§ **Given problem**: Answer with one number only: the number of lines that contain "good".
::: Available data
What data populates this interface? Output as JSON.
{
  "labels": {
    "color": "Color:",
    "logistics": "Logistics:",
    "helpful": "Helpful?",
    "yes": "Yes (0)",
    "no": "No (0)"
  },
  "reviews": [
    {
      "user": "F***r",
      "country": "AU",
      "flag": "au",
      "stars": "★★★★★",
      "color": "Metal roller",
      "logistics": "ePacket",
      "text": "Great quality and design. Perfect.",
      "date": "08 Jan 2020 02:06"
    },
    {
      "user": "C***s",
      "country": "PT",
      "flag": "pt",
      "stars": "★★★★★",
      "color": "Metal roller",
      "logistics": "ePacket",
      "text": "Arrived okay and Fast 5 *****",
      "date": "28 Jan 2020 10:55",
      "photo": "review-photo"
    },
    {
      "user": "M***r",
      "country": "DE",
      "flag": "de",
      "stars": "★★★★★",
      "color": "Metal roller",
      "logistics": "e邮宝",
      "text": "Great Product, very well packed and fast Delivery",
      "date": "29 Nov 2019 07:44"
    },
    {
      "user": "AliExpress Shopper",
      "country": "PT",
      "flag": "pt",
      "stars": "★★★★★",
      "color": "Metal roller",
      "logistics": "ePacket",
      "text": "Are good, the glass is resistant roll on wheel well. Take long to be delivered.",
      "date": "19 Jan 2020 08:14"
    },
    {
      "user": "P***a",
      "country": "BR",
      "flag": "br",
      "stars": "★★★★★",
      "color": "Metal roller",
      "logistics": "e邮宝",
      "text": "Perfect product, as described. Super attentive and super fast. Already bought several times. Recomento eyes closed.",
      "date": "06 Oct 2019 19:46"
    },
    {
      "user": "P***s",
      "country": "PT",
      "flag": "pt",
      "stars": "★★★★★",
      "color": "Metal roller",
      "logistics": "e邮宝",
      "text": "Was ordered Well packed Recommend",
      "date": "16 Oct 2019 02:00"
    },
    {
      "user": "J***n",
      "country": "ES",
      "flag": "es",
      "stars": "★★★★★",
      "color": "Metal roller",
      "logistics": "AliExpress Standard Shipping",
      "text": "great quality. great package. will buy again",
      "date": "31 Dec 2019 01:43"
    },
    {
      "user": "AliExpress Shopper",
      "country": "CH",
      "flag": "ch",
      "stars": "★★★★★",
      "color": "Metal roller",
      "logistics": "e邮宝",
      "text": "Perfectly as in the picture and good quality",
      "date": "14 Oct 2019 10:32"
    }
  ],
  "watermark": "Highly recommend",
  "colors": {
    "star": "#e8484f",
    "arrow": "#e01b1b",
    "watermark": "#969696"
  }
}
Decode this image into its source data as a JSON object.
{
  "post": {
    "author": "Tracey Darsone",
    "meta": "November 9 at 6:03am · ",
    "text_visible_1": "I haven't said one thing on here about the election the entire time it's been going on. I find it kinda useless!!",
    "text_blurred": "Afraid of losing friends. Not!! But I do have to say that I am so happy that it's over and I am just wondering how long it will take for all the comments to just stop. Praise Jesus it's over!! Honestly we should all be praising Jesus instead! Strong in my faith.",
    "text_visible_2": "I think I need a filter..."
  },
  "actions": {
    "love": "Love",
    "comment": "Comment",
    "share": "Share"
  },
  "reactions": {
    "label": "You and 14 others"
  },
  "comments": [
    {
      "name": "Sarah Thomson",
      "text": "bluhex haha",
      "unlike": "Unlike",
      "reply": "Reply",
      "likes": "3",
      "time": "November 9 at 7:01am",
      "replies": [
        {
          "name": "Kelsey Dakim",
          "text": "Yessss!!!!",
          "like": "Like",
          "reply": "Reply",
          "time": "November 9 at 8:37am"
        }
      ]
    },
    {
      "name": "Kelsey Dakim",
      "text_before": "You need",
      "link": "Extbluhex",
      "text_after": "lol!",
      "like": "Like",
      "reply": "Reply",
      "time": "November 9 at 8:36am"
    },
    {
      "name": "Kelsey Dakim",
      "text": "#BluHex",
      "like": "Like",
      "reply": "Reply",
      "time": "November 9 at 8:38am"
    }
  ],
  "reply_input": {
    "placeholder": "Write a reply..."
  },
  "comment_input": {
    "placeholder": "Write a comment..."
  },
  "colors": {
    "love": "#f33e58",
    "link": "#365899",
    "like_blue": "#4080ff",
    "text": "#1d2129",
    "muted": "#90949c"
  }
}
::::::
§ **Answer below**: 2